Geometry of the grooves machined into the Al substrates, which were subsequently cold-sprayed with the Fe coating overlay. The direction z corresponds to the spraying axis. Only the areas near the grooves are sketched in this figure, and the used Al substrates had much larger dimensions

Full size image

Aside from the groove geometry, the influence of another parameter was studied, the CS torch movement direction. To do this, additional trapezoid grooves were machined in the wrought Al, this time in both principal directions x and y perpendicular to each other, forming a square pattern with the parallel grooves spaced 5 mm from each other. (The spray direction is considered along the z axis throughout this paper and the torch moved along the x direction when spraying over the sample.) Prior to the deposition of the Fe coatings, the Al substrate surfaces were cleaned using ethanol.

Thick ≥ 1.5 mm coatings of Fe were then cold-sprayed onto the grooved Al substrates. The gas-atomized Fe powder (Nanoval, Germany) particle size ranged from 10 to 32 µm and its morphology is shown in Fig. 1. A high-pressure ISS 5/11 system (Impact Innovations, Germany) was used for the deposition of the Fe overlay coating (as well as the underlying Al). Nitrogen at 50 bar pressure and 900 °C was used as the process gas (50 bar and 500 °C in the case of the underlying Al), and the standoff distance was 30 mm. The robot travel speed was 500 mm/s, and the bead distance was set to 1 mm. This setup resulted into a per-pass thickness of the Fe of approximately 270 µm. A perpendicular spraying setup was used across the entire sample area, regardless of the actual surface inclination in the grooves.

SAM Characterization

The SAM characterization was done on two different types of plates: cross-view and top-view. For the former, a plane-parallel plate was cut across the groove from each of the four different combinations such that its thickness (d, varied from 0.3–0.5 mm for the samples) was parallel to the y axis of the machined grooves, as shown in Fig. 3(a). In this configuration, the substrate/coating interface was parallel to the axis of the transducer during the SAM measurements (i.e., to the propagation direction of the ultrasonic waves), allowing the study of the interface but also inner defects within the Fe coating or the Al substrate across the entire plate thickness. The second plate type (top-view) was cut from the sample with the square pattern of the trapezoid grooves in the wrought Al substrate. Here, the plate thickness was parallel to the spray direction z, and this plate contained two groove intersections, as sketched in Fig. 3(d). The geometry of the top-view plate allowed studying the distribution and the extent of the coating imperfections along the entire groove length between the intersections, as well as the effect of orientation of the groove in relation to the spraying pattern. The major faces of all plates were ground by SiC #1200 foils (Struers, Denmark) using a jig that ensured parallelism of the ground surfaces.

________________

■ WHAT TO WORK ON:
(a) Transcribe the records line for line, beginning with the first line of the records and stopping after the line that contains "cut-in-pointer (200, 257, 211, 317)".
(b) Pick up the passage on cold-sprayed Fe coatings over grooved Al substrates and continue it after its last sentence.

________________

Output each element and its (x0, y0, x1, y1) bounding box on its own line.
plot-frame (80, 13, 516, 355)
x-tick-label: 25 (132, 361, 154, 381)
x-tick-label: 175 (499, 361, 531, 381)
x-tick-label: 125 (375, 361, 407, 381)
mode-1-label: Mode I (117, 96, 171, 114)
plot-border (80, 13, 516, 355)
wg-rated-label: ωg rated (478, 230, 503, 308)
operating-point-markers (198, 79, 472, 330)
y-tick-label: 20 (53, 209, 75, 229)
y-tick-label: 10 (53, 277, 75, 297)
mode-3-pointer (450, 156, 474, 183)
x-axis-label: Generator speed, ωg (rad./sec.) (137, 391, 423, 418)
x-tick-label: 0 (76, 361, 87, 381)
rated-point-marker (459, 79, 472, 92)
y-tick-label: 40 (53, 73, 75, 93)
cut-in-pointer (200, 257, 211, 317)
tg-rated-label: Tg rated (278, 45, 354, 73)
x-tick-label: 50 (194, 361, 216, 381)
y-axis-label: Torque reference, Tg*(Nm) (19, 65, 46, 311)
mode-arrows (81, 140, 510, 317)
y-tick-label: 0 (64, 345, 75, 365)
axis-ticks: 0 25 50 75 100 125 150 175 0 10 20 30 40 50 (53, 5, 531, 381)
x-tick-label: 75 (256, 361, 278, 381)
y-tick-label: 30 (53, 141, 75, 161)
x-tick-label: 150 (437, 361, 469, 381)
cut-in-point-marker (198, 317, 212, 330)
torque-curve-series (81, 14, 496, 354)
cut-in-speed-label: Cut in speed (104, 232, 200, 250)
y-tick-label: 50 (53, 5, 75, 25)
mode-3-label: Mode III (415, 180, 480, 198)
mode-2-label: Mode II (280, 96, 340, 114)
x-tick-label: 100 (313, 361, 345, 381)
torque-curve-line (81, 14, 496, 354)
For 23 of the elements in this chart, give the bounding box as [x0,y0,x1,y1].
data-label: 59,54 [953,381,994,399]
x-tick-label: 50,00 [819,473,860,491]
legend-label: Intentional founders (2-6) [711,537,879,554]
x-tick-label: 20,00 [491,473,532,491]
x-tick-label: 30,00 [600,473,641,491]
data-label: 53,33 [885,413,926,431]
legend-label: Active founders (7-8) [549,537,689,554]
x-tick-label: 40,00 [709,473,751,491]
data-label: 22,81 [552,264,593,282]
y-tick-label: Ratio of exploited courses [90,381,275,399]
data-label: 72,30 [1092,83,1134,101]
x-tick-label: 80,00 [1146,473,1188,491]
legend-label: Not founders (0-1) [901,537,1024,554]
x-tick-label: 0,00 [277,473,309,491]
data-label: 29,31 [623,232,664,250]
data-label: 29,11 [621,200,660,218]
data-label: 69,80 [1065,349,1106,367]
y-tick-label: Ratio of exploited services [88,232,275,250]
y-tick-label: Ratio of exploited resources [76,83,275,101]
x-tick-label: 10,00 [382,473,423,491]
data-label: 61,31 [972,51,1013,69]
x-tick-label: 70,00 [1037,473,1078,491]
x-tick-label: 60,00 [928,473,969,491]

________________

■ OUTPUTS:
(a)
Output each element and its (x0, y0, x1, y1) bounding box on its own line.
plot-frame (80, 13, 516, 355)
x-tick-label: 25 (132, 361, 154, 381)
x-tick-label: 175 (499, 361, 531, 381)
x-tick-label: 125 (375, 361, 407, 381)
mode-1-label: Mode I (117, 96, 171, 114)
plot-border (80, 13, 516, 355)
wg-rated-label: ωg rated (478, 230, 503, 308)
operating-point-markers (198, 79, 472, 330)
y-tick-label: 20 (53, 209, 75, 229)
y-tick-label: 10 (53, 277, 75, 297)
mode-3-pointer (450, 156, 474, 183)
x-axis-label: Generator speed, ωg (rad./sec.) (137, 391, 423, 418)
x-tick-label: 0 (76, 361, 87, 381)
rated-point-marker (459, 79, 472, 92)
y-tick-label: 40 (53, 73, 75, 93)
cut-in-pointer (200, 257, 211, 317)

(b)
Fig. 3
figure 3

(a) Schematics of the SAM measurements on the cross-view plates cut perpendicularly to the grooves. The scanning area comprised regions at least 1 millimeter around the grooves for all studied plates (dash dotted regions) and the arrows at the top face highlight the scanning pattern (not to scale). (b) An example of a time-voltage signal acquired at one scanning point in the Fe coating. (c) Schematics of the square pattern trapezoid-grooved sample oversprayed with Fe coating. The thick lines show the locations, from which the top-view plate was subsequently cut. (d) Schematics of the SAM measurements on the top-view plate

Full size image

For the SAM experiments, Olympus UH Pulse100 scanning acoustic microscope (equipped with EA-PS 2384-05B power supply, JSR DPR500 dual pulser/receiver, high-speed NI PXI-5152 digitizer, and NI PXI-7350 motion controller) was used. The studied plates were treated with a thin protective layer of an anti-corrosive couplant, having a similar acoustic impedance to water. Each plate was then immersed in distilled water so that its thickness was parallel to the axis of the immersion transducer, as shown in Fig. 3. Here, the plates lied freely on a metallic support which ensured that, in the scanning area, both major faces were in contact only with the surrounding distilled water. Panametrics V375-SU probe was chosen as an immersion transducer, as its nominal frequency of 30 MHz was sufficient to clearly distinguish between the echoes reflected on the top and the bottom faces of the studied plates. Also, such ultrasonic waves were not fully attenuated through the submillimeter thickness, which allowed us to detect the signal from the ultrasonic waves reflected at the bottom face of the studied plates at the majority of the scanning points. The distance of the transducer from the studied samples was set to obtain the highest amplitude of the echo reflected at the top face. Such setup also ensured that the focal area was as small as possible. The reflection signals were then detected along a 2D scanning pattern (C-scan regime (Ref 27)) from areas as far as 1 mm from the studied grooves to comprehend their potential long-range influence (Fig. 3). During the scanning route, the transducer was continuously moving with the velocity of 4 µm/s along one direction (z for the measurements on the cross-view plates, Fig. 3(a), and x for the top-view plate, Fig. 3(d)), and the reflection signals were detected at equidistant points spaced 2 µm and 4 µm, respectively. After the entire line was measured, the second horizontal coordinate was changed by a step of 20 µm, and the next line was recorded with the transducer moving in the direction opposite to the previous line.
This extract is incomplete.